» The task:
Reproduce the records. Keep every word exact and include no images.
■ ■ ■ ■ ■ ■ ■
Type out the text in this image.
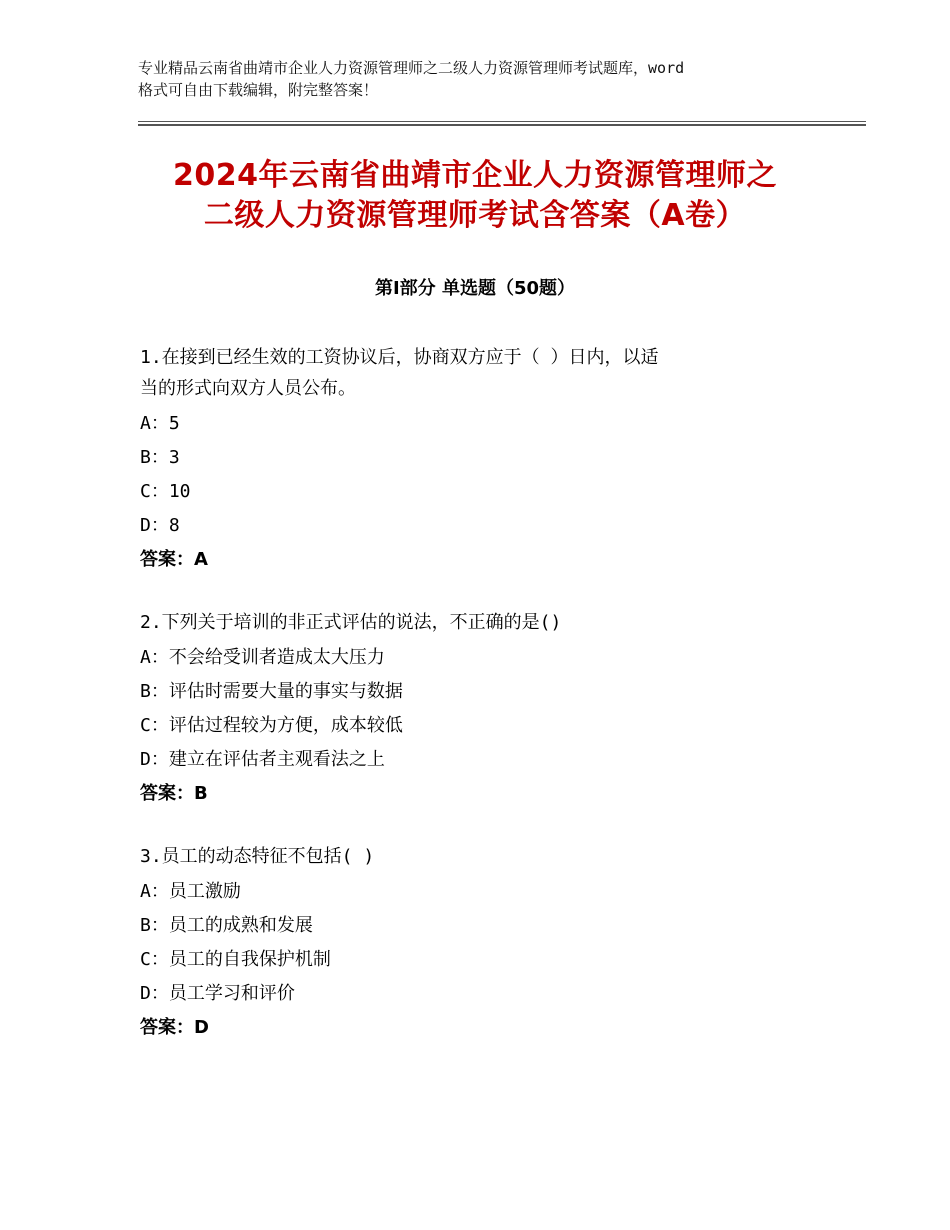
专业精品云南省曲靖市企业人力资源管理师之二级人力资源管理师考试题库，word
格式可自由下载编辑，附完整答案！
2024年云南省曲靖市企业人力资源管理师之
二级人力资源管理师考试含答案（A卷）
第Ⅰ部分 单选题（50题）
1.在接到已经生效的工资协议后，协商双方应于（ ）日内，以适
当的形式向双方人员公布。
A：5
B：3
C：10
D：8
答案：A
2.下列关于培训的非正式评估的说法，不正确的是()
A：不会给受训者造成太大压力
B：评估时需要大量的事实与数据
C：评估过程较为方便，成本较低
D：建立在评估者主观看法之上
答案：B
3.员工的动态特征不包括( )
A：员工激励
B：员工的成熟和发展
C：员工的自我保护机制
D：员工学习和评价
答案：D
■ ■ ■ ■ ■ ■ ■
» Result for this task:
Type out the text in this image.
专业精品云南省曲靖市企业人力资源管理师之二级人力资源管理师考试题库，word
格式可自由下载编辑，附完整答案！
2024年云南省曲靖市企业人力资源管理师之
二级人力资源管理师考试含答案（A卷）
第Ⅰ部分 单选题（50题）
1.在接到已经生效的工资协议后，协商双方应于（ ）日内，以适
当的形式向双方人员公布。
A：5
B：3
C：10
D：8
答案：A
2.下列关于培训的非正式评估的说法，不正确的是()
A：不会给受训者造成太大压力
B：评估时需要大量的事实与数据
C：评估过程较为方便，成本较低
D：建立在评估者主观看法之上
答案：B
3.员工的动态特征不包括( )
A：员工激励
B：员工的成熟和发展
C：员工的自我保护机制
D：员工学习和评价
答案：D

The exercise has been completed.